Required task —
Produce a verbatim copy of the entries listed below.
● ● ● ●
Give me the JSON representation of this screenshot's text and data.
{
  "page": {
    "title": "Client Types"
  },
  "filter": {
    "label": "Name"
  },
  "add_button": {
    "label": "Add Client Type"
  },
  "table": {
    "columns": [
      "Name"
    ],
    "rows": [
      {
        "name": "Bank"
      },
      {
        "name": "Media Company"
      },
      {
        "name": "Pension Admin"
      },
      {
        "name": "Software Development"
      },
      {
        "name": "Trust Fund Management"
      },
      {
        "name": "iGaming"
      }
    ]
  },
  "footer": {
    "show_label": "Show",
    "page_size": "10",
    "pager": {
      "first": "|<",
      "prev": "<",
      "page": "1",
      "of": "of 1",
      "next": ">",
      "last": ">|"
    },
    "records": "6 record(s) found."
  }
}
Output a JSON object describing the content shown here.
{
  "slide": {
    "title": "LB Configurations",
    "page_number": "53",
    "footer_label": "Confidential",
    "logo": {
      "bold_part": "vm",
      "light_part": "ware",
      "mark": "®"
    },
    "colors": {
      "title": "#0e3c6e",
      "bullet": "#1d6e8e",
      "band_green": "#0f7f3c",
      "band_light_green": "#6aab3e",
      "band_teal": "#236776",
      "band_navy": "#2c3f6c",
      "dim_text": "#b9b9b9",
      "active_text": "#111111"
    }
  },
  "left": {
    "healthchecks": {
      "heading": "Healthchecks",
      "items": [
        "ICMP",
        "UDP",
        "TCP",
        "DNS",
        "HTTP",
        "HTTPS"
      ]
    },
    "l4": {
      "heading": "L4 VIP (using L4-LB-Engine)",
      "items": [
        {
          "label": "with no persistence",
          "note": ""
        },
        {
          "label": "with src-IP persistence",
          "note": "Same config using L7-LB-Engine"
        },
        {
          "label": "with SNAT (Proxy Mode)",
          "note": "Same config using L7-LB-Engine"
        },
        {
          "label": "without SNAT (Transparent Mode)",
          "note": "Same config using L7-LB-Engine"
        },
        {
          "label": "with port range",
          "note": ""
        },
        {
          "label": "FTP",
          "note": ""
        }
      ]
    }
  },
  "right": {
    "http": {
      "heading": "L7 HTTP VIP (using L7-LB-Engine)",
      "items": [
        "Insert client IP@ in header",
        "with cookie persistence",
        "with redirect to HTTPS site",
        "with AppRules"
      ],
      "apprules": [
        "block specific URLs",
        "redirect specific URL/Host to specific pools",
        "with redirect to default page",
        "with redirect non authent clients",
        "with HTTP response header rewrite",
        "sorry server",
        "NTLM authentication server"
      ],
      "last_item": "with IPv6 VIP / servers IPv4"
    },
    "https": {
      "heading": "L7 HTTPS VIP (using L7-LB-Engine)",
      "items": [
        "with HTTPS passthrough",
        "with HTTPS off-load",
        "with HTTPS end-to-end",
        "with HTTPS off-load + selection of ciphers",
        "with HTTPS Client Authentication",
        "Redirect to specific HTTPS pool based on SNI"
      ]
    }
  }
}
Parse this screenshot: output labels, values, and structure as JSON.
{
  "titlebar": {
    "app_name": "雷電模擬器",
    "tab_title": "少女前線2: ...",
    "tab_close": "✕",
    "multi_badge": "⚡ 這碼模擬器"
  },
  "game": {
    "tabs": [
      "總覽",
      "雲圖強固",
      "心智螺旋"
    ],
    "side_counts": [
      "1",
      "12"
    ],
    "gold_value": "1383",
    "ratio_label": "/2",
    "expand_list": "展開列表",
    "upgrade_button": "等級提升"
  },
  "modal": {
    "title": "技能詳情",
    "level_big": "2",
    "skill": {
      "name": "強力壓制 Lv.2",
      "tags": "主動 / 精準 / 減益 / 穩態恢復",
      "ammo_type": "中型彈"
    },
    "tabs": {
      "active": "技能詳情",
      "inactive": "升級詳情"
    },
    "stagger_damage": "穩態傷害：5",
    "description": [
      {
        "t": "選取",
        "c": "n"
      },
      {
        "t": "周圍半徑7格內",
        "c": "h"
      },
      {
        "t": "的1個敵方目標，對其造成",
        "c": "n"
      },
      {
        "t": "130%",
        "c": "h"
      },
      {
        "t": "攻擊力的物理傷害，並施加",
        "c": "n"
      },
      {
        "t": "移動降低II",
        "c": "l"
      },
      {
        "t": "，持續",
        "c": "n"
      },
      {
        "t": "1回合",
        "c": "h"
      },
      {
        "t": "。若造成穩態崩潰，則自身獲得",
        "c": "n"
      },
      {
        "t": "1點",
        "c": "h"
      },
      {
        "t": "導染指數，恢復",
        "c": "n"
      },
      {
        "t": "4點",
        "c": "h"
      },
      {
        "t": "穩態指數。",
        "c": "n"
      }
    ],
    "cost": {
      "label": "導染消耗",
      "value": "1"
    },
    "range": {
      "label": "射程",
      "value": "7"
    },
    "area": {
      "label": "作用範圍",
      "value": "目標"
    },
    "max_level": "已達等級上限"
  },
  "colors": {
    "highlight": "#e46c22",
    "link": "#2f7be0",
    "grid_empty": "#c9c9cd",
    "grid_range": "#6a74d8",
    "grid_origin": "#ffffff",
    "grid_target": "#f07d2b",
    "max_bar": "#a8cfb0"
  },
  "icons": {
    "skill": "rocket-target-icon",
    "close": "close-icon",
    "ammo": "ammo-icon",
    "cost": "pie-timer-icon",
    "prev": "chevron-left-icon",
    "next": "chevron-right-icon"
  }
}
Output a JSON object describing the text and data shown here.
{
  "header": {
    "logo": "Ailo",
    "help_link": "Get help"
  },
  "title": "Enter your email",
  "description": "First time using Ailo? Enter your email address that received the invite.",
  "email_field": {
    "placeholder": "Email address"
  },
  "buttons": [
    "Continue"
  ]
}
● ● ● ●
Correct response —
Give me the JSON representation of this screenshot's text and data.
{
  "page": {
    "title": "Client Types"
  },
  "filter": {
    "label": "Name"
  },
  "add_button": {
    "label": "Add Client Type"
  },
  "table": {
    "columns": [
      "Name"
    ],
    "rows": [
      {
        "name": "Bank"
      },
      {
        "name": "Media Company"
      },
      {
        "name": "Pension Admin"
      },
      {
        "name": "Software Development"
      },
      {
        "name": "Trust Fund Management"
      },
      {
        "name": "iGaming"
      }
    ]
  },
  "footer": {
    "show_label": "Show",
    "page_size": "10",
    "pager": {
      "first": "|<",
      "prev": "<",
      "page": "1",
      "of": "of 1",
      "next": ">",
      "last": ">|"
    },
    "records": "6 record(s) found."
  }
}
Output a JSON object describing the content shown here.
{
  "slide": {
    "title": "LB Configurations",
    "page_number": "53",
    "footer_label": "Confidential",
    "logo": {
      "bold_part": "vm",
      "light_part": "ware",
      "mark": "®"
    },
    "colors": {
      "title": "#0e3c6e",
      "bullet": "#1d6e8e",
      "band_green": "#0f7f3c",
      "band_light_green": "#6aab3e",
      "band_teal": "#236776",
      "band_navy": "#2c3f6c",
      "dim_text": "#b9b9b9",
      "active_text": "#111111"
    }
  },
  "left": {
    "healthchecks": {
      "heading": "Healthchecks",
      "items": [
        "ICMP",
        "UDP",
        "TCP",
        "DNS",
        "HTTP",
        "HTTPS"
      ]
    },
    "l4": {
      "heading": "L4 VIP (using L4-LB-Engine)",
      "items": [
        {
          "label": "with no persistence",
          "note": ""
        },
        {
          "label": "with src-IP persistence",
          "note": "Same config using L7-LB-Engine"
        },
        {
          "label": "with SNAT (Proxy Mode)",
          "note": "Same config using L7-LB-Engine"
        },
        {
          "label": "without SNAT (Transparent Mode)",
          "note": "Same config using L7-LB-Engine"
        },
        {
          "label": "with port range",
          "note": ""
        },
        {
          "label": "FTP",
          "note": ""
        }
      ]
    }
  },
  "right": {
    "http": {
      "heading": "L7 HTTP VIP (using L7-LB-Engine)",
      "items": [
        "Insert client IP@ in header",
        "with cookie persistence",
        "with redirect to HTTPS site",
        "with AppRules"
      ],
      "apprules": [
        "block specific URLs",
        "redirect specific URL/Host to specific pools",
        "with redirect to default page",
        "with redirect non authent clients",
        "with HTTP response header rewrite",
        "sorry server",
        "NTLM authentication server"
      ],
      "last_item": "with IPv6 VIP / servers IPv4"
    },
    "https": {
      "heading": "L7 HTTPS VIP (using L7-LB-Engine)",
      "items": [
        "with HTTPS passthrough",
        "with HTTPS off-load",
        "with HTTPS end-to-end",
        "with HTTPS off-load + selection of ciphers",
        "with HTTPS Client Authentication",
        "Redirect to specific HTTPS pool based on SNI"
      ]
    }
  }
}
Parse this screenshot: output labels, values, and structure as JSON.
{
  "titlebar": {
    "app_name": "雷電模擬器",
    "tab_title": "少女前線2: ...",
    "tab_close": "✕",
    "multi_badge": "⚡ 這碼模擬器"
  },
  "game": {
    "tabs": [
      "總覽",
      "雲圖強固",
      "心智螺旋"
    ],
    "side_counts": [
      "1",
      "12"
    ],
    "gold_value": "1383",
    "ratio_label": "/2",
    "expand_list": "展開列表",
    "upgrade_button": "等級提升"
  },
  "modal": {
    "title": "技能詳情",
    "level_big": "2",
    "skill": {
      "name": "強力壓制 Lv.2",
      "tags": "主動 / 精準 / 減益 / 穩態恢復",
      "ammo_type": "中型彈"
    },
    "tabs": {
      "active": "技能詳情",
      "inactive": "升級詳情"
    },
    "stagger_damage": "穩態傷害：5",
    "description": [
      {
        "t": "選取",
        "c": "n"
      },
      {
        "t": "周圍半徑7格內",
        "c": "h"
      },
      {
        "t": "的1個敵方目標，對其造成",
        "c": "n"
      },
      {
        "t": "130%",
        "c": "h"
      },
      {
        "t": "攻擊力的物理傷害，並施加",
        "c": "n"
      },
      {
        "t": "移動降低II",
        "c": "l"
      },
      {
        "t": "，持續",
        "c": "n"
      },
      {
        "t": "1回合",
        "c": "h"
      },
      {
        "t": "。若造成穩態崩潰，則自身獲得",
        "c": "n"
      },
      {
        "t": "1點",
        "c": "h"
      },
      {
        "t": "導染指數，恢復",
        "c": "n"
      },
      {
        "t": "4點",
        "c": "h"
      },
      {
        "t": "穩態指數。",
        "c": "n"
      }
    ],
    "cost": {
      "label": "導染消耗",
      "value": "1"
    },
    "range": {
      "label": "射程",
      "value": "7"
    },
    "area": {
      "label": "作用範圍",
      "value": "目標"
    },
    "max_level": "已達等級上限"
  },
  "colors": {
    "highlight": "#e46c22",
    "link": "#2f7be0",
    "grid_empty": "#c9c9cd",
    "grid_range": "#6a74d8",
    "grid_origin": "#ffffff",
    "grid_target": "#f07d2b",
    "max_bar": "#a8cfb0"
  },
  "icons": {
    "skill": "rocket-target-icon",
    "close": "close-icon",
    "ammo": "ammo-icon",
    "cost": "pie-timer-icon",
    "prev": "chevron-left-icon",
    "next": "chevron-right-icon"
  }
}
Output a JSON object describing the text and data shown here.
{
  "header": {
    "logo": "Ailo",
    "help_link": "Get help"
  },
  "title": "Enter your email",
  "description": "First time using Ailo? Enter your email address that received the invite.",
  "email_field": {
    "placeholder": "Email address"
  },
  "buttons": [
    "Continue"
  ]
}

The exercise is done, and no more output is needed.